— Start Records for this exercise —

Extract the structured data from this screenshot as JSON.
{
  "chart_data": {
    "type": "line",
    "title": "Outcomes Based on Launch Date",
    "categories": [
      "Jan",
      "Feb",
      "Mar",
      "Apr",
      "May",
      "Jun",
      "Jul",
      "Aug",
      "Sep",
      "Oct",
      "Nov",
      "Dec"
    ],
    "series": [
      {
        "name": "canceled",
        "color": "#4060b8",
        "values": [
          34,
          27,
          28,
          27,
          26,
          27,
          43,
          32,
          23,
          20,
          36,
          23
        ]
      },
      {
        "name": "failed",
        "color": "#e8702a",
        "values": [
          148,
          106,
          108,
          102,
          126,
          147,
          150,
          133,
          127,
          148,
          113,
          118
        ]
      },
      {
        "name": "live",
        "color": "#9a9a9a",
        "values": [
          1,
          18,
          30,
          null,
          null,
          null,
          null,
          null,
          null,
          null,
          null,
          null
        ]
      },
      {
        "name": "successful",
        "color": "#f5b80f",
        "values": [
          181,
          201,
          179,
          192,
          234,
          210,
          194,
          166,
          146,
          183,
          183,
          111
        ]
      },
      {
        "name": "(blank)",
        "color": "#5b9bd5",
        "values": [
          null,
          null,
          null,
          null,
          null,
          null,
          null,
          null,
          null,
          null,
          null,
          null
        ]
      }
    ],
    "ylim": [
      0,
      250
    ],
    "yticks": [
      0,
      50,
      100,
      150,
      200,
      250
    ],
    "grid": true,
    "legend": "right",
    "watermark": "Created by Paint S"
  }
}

— End Records for this exercise —

▶ Work to be completed: All of the entries must be quoted exactly; please include each one.

▶ Correct response:
Extract the structured data from this screenshot as JSON.
{
  "chart_data": {
    "type": "line",
    "title": "Outcomes Based on Launch Date",
    "categories": [
      "Jan",
      "Feb",
      "Mar",
      "Apr",
      "May",
      "Jun",
      "Jul",
      "Aug",
      "Sep",
      "Oct",
      "Nov",
      "Dec"
    ],
    "series": [
      {
        "name": "canceled",
        "color": "#4060b8",
        "values": [
          34,
          27,
          28,
          27,
          26,
          27,
          43,
          32,
          23,
          20,
          36,
          23
        ]
      },
      {
        "name": "failed",
        "color": "#e8702a",
        "values": [
          148,
          106,
          108,
          102,
          126,
          147,
          150,
          133,
          127,
          148,
          113,
          118
        ]
      },
      {
        "name": "live",
        "color": "#9a9a9a",
        "values": [
          1,
          18,
          30,
          null,
          null,
          null,
          null,
          null,
          null,
          null,
          null,
          null
        ]
      },
      {
        "name": "successful",
        "color": "#f5b80f",
        "values": [
          181,
          201,
          179,
          192,
          234,
          210,
          194,
          166,
          146,
          183,
          183,
          111
        ]
      },
      {
        "name": "(blank)",
        "color": "#5b9bd5",
        "values": [
          null,
          null,
          null,
          null,
          null,
          null,
          null,
          null,
          null,
          null,
          null,
          null
        ]
      }
    ],
    "ylim": [
      0,
      250
    ],
    "yticks": [
      0,
      50,
      100,
      150,
      200,
      250
    ],
    "grid": true,
    "legend": "right",
    "watermark": "Created by Paint S"
  }
}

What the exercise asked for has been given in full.